* Begin *
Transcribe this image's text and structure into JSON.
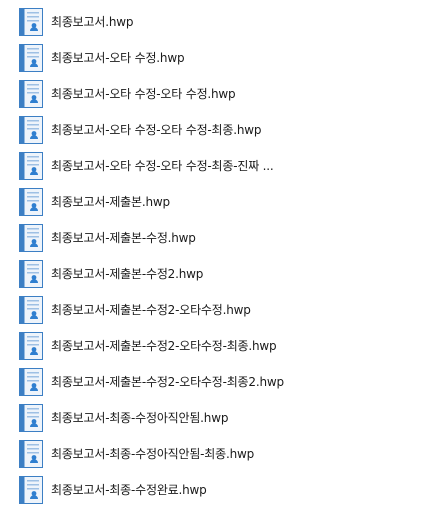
{
  "file_list": {
    "items": [
      {
        "name": "최종보고서.hwp",
        "icon": "hwp-document-icon"
      },
      {
        "name": "최종보고서-오타 수정.hwp",
        "icon": "hwp-document-icon"
      },
      {
        "name": "최종보고서-오타 수정-오타 수정.hwp",
        "icon": "hwp-document-icon"
      },
      {
        "name": "최종보고서-오타 수정-오타 수정-최종.hwp",
        "icon": "hwp-document-icon"
      },
      {
        "name": "최종보고서-오타 수정-오타 수정-최종-진짜 ...",
        "icon": "hwp-document-icon"
      },
      {
        "name": "최종보고서-제출본.hwp",
        "icon": "hwp-document-icon"
      },
      {
        "name": "최종보고서-제출본-수정.hwp",
        "icon": "hwp-document-icon"
      },
      {
        "name": "최종보고서-제출본-수정2.hwp",
        "icon": "hwp-document-icon"
      },
      {
        "name": "최종보고서-제출본-수정2-오타수정.hwp",
        "icon": "hwp-document-icon"
      },
      {
        "name": "최종보고서-제출본-수정2-오타수정-최종.hwp",
        "icon": "hwp-document-icon"
      },
      {
        "name": "최종보고서-제출본-수정2-오타수정-최종2.hwp",
        "icon": "hwp-document-icon"
      },
      {
        "name": "최종보고서-최종-수정아직안됨.hwp",
        "icon": "hwp-document-icon"
      },
      {
        "name": "최종보고서-최종-수정아직안됨-최종.hwp",
        "icon": "hwp-document-icon"
      },
      {
        "name": "최종보고서-최종-수정완료.hwp",
        "icon": "hwp-document-icon"
      }
    ]
  },
  "colors": {
    "icon_blue": "#2f7fd0",
    "icon_frame": "#3c7fc4",
    "icon_page": "#eef4fb",
    "text": "#1a1a1a"
  }
}
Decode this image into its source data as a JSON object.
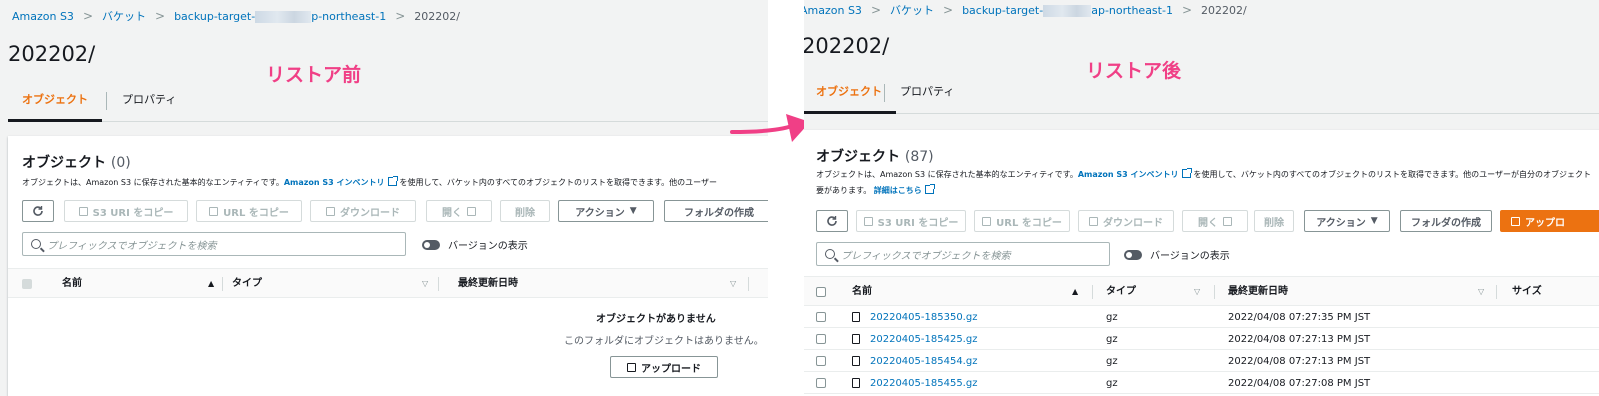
{
  "colors": {
    "link": "#0073bb",
    "accent_orange": "#ec7211",
    "annotation_pink": "#f03f86",
    "background": "#f2f3f3"
  },
  "breadcrumb": {
    "root": "Amazon S3",
    "buckets": "バケット",
    "bucket_prefix": "backup-target-",
    "bucket_suffix": "p-northeast-1",
    "bucket_suffix_right": "ap-northeast-1",
    "current": "202202/"
  },
  "page": {
    "title": "202202/"
  },
  "annotations": {
    "before": "リストア前",
    "after": "リストア後"
  },
  "tabs": {
    "objects": "オブジェクト",
    "properties": "プロパティ"
  },
  "card": {
    "title": "オブジェクト",
    "count_before": "(0)",
    "count_after": "(87)",
    "desc_prefix": "オブジェクトは、Amazon S3 に保存された基本的なエンティティです。",
    "desc_link": "Amazon S3 インベントリ",
    "desc_suffix_left": "を使用して、バケット内のすべてのオブジェクトのリストを取得できます。他のユーザー",
    "desc_suffix_right": "を使用して、バケット内のすべてのオブジェクトのリストを取得できます。他のユーザーが自分のオブジェクト",
    "desc_line2": "要があります。",
    "details_link": "詳細はこちら"
  },
  "toolbar": {
    "refresh": "refresh-icon",
    "copy_s3_uri": "S3 URI をコピー",
    "copy_url": "URL をコピー",
    "download": "ダウンロード",
    "open": "開く",
    "delete": "削除",
    "actions": "アクション",
    "create_folder": "フォルダの作成",
    "upload": "アップロ"
  },
  "search": {
    "placeholder": "プレフィックスでオブジェクトを検索"
  },
  "versions_toggle": "バージョンの表示",
  "table": {
    "columns": [
      "名前",
      "タイプ",
      "最終更新日時",
      "サイズ"
    ],
    "rows": [
      {
        "name": "20220405-185350.gz",
        "type": "gz",
        "modified": "2022/04/08 07:27:35 PM JST"
      },
      {
        "name": "20220405-185425.gz",
        "type": "gz",
        "modified": "2022/04/08 07:27:13 PM JST"
      },
      {
        "name": "20220405-185454.gz",
        "type": "gz",
        "modified": "2022/04/08 07:27:13 PM JST"
      },
      {
        "name": "20220405-185455.gz",
        "type": "gz",
        "modified": "2022/04/08 07:27:08 PM JST"
      }
    ]
  },
  "empty_state": {
    "title": "オブジェクトがありません",
    "subtitle": "このフォルダにオブジェクトはありません。",
    "upload_button": "アップロード"
  }
}
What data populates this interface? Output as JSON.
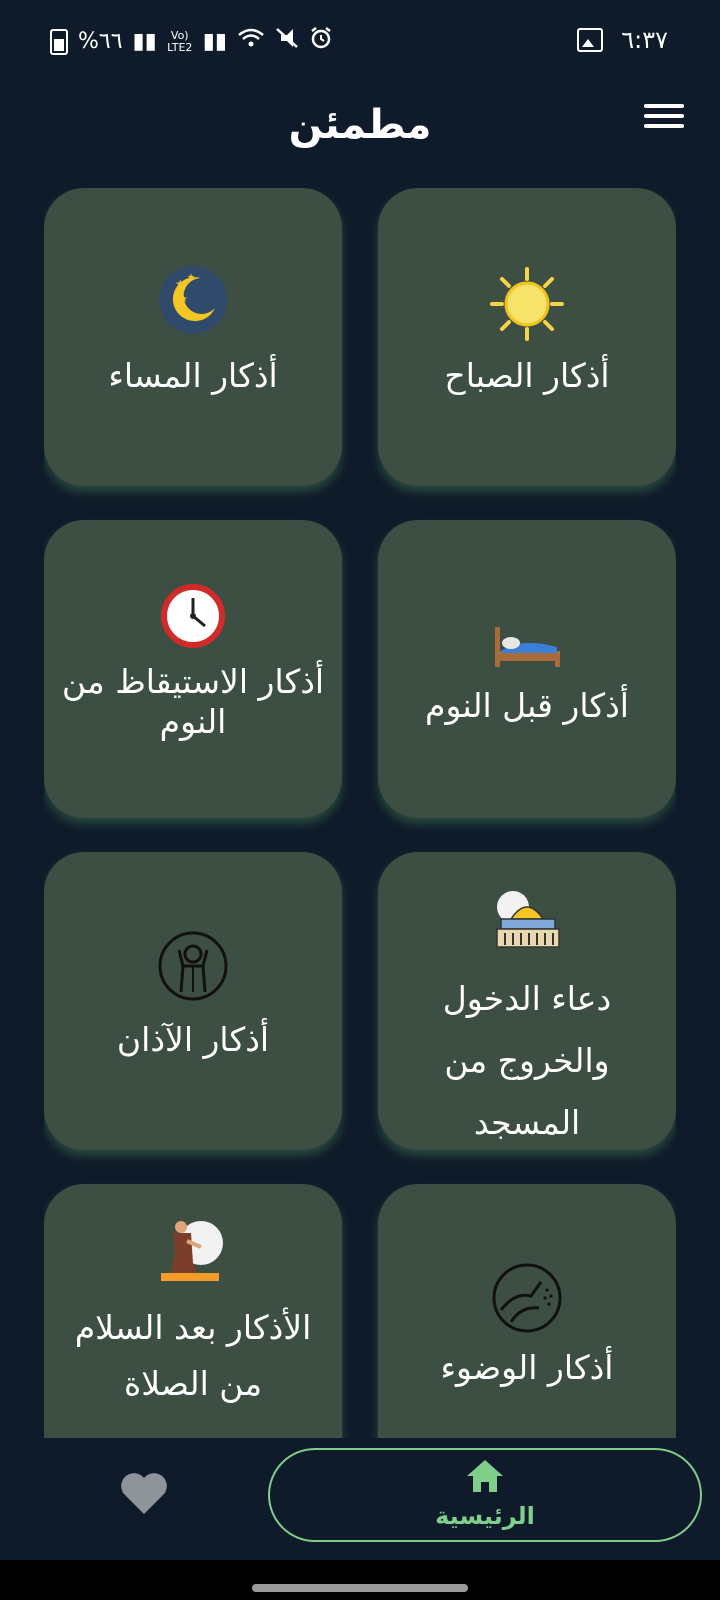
{
  "status_bar": {
    "time": "٦:٣٧",
    "battery_text": "%٦٦",
    "network_label": "Vo) LTE2"
  },
  "header": {
    "title": "مطمئن"
  },
  "cards": [
    {
      "label": "أذكار الصباح",
      "icon": "sun-icon"
    },
    {
      "label": "أذكار المساء",
      "icon": "moon-icon"
    },
    {
      "label": "أذكار قبل النوم",
      "icon": "bed-icon"
    },
    {
      "label": "أذكار الاستيقاظ من النوم",
      "icon": "alarm-clock-icon"
    },
    {
      "label": "دعاء الدخول والخروج من المسجد",
      "icon": "mosque-icon"
    },
    {
      "label": "أذكار الآذان",
      "icon": "muezzin-icon"
    },
    {
      "label": "أذكار الوضوء",
      "icon": "ablution-icon"
    },
    {
      "label": "الأذكار بعد السلام من الصلاة",
      "icon": "praying-man-icon"
    }
  ],
  "bottom_nav": {
    "home_label": "الرئيسية",
    "favorites_icon": "heart-icon",
    "home_icon": "home-icon"
  },
  "colors": {
    "background": "#0f1b2a",
    "card": "#3d4e42",
    "accent": "#7fce8a"
  }
}
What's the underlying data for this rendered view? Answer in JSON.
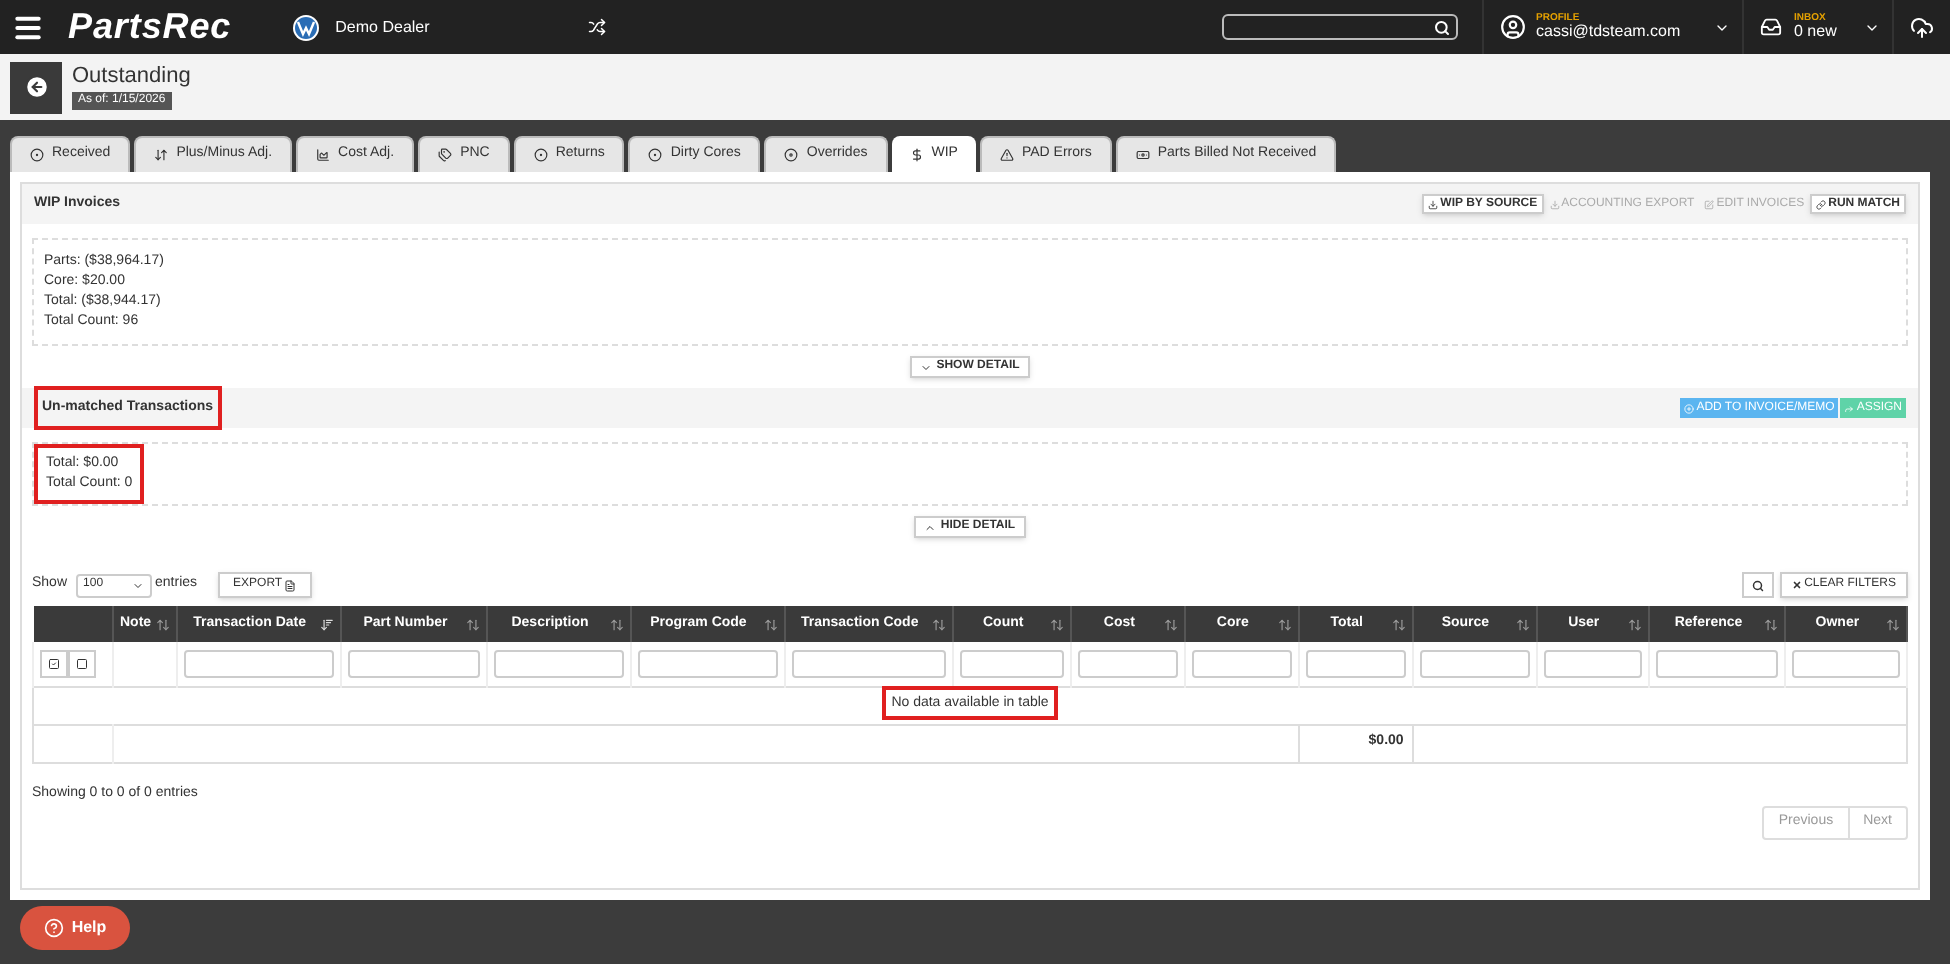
* End *
» **GIVEN REQUEST**
Report how many lines of the listing hold the string "What", giving only the number.

» **EXERCISE RESULT**
2